WRITTEN INSTRUCTION → Leave the pictures out, and retype all of the material exactly as written.
* Start THE DATA *
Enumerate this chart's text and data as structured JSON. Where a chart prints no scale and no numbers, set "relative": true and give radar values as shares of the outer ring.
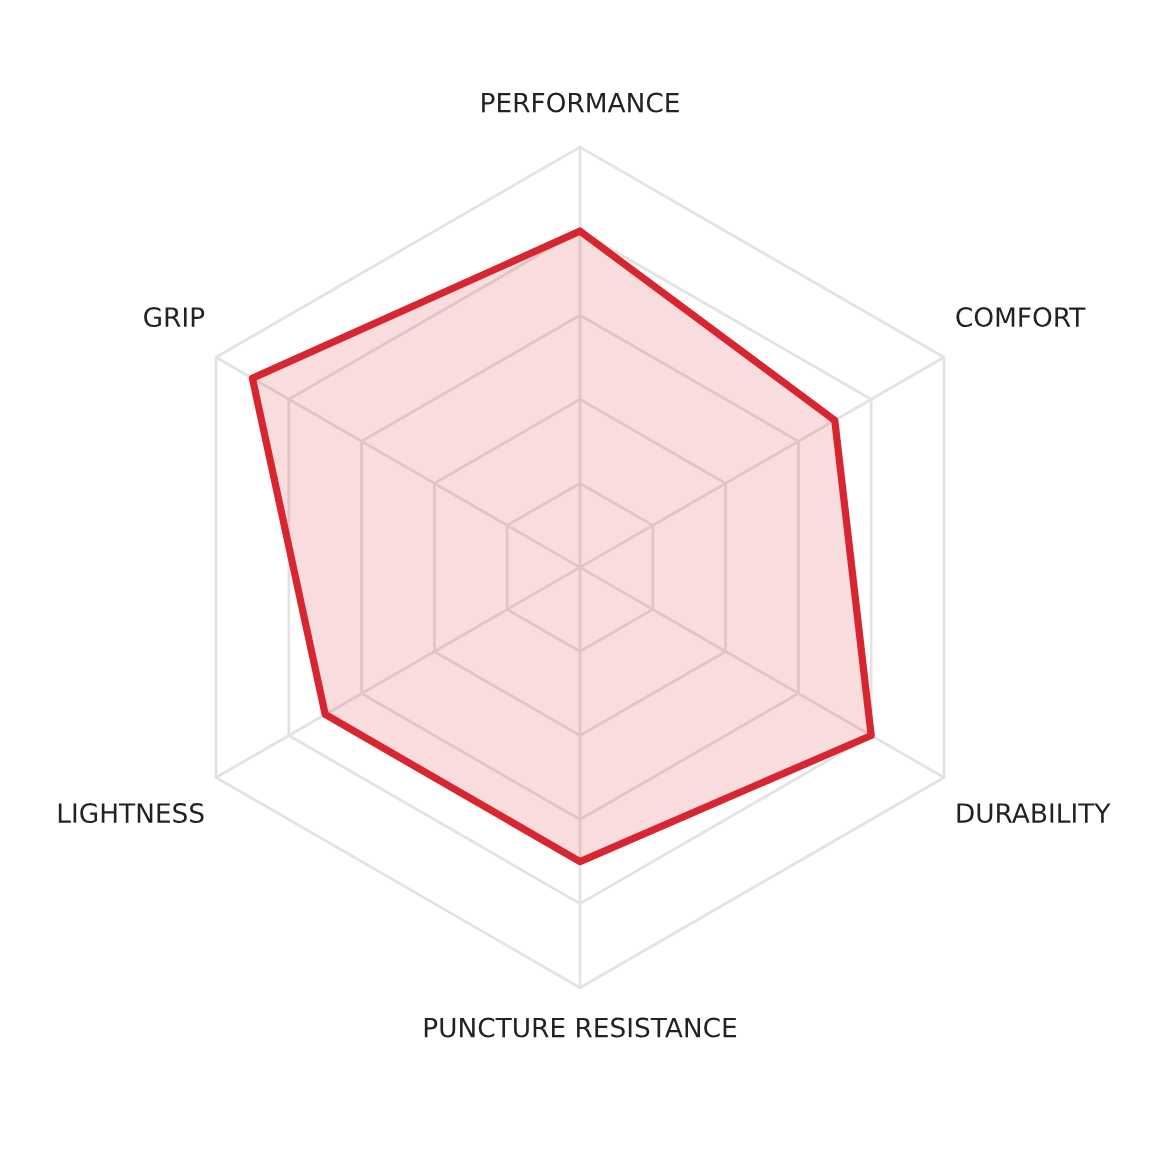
{
  "chart_data": {
    "type": "radar",
    "relative": true,
    "grid": true,
    "categories": [
      "PERFORMANCE",
      "COMFORT",
      "DURABILITY",
      "PUNCTURE RESISTANCE",
      "LIGHTNESS",
      "GRIP"
    ],
    "series": [
      {
        "color": "#d7262f",
        "values": [
          0.8,
          0.7,
          0.8,
          0.7,
          0.7,
          0.9
        ]
      }
    ]
  }
}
* End THE DATA *
TASK ANSWER →
Enumerate this chart's text and data as structured JSON. Where a chart prints no scale and no numbers, set "relative": true and give radar values as shares of the outer ring.
{
  "chart_data": {
    "type": "radar",
    "relative": true,
    "grid": true,
    "categories": [
      "PERFORMANCE",
      "COMFORT",
      "DURABILITY",
      "PUNCTURE RESISTANCE",
      "LIGHTNESS",
      "GRIP"
    ],
    "series": [
      {
        "color": "#d7262f",
        "values": [
          0.8,
          0.7,
          0.8,
          0.7,
          0.7,
          0.9
        ]
      }
    ]
  }
}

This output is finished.